What to produce - Scan the material that follows. Copy every line containing the word "color".
§
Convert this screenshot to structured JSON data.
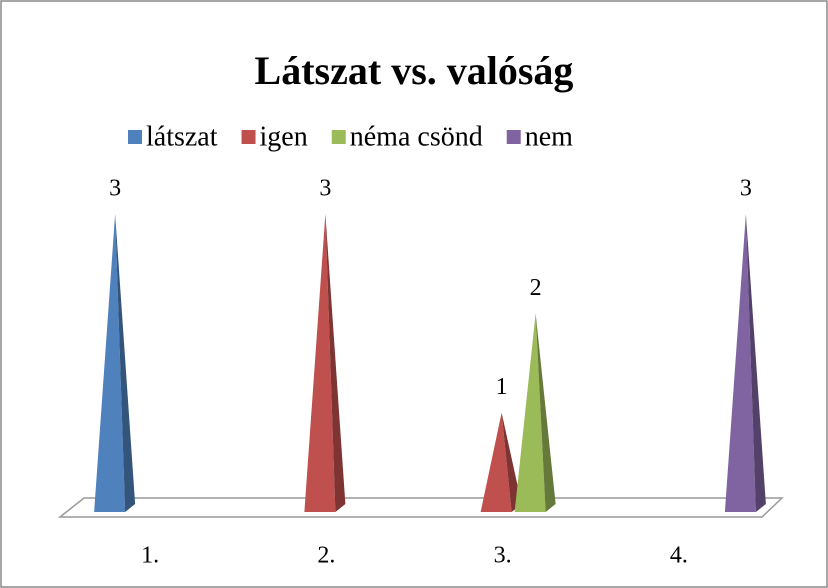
{
  "chart_data": {
    "type": "pyramid",
    "title": "Látszat vs. valóság",
    "categories": [
      "1.",
      "2.",
      "3.",
      "4."
    ],
    "series": [
      {
        "name": "látszat",
        "color": "#4f81bd",
        "values": [
          3,
          null,
          null,
          null
        ]
      },
      {
        "name": "igen",
        "color": "#c0504d",
        "values": [
          null,
          3,
          1,
          null
        ]
      },
      {
        "name": "néma csönd",
        "color": "#9bbb59",
        "values": [
          null,
          null,
          2,
          null
        ]
      },
      {
        "name": "nem",
        "color": "#8064a2",
        "values": [
          null,
          null,
          null,
          3
        ]
      }
    ],
    "legend": "top"
  }
}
§
Output for this task -
        "color": "#4f81bd",
        "color": "#c0504d",
        "color": "#9bbb59",
        "color": "#8064a2",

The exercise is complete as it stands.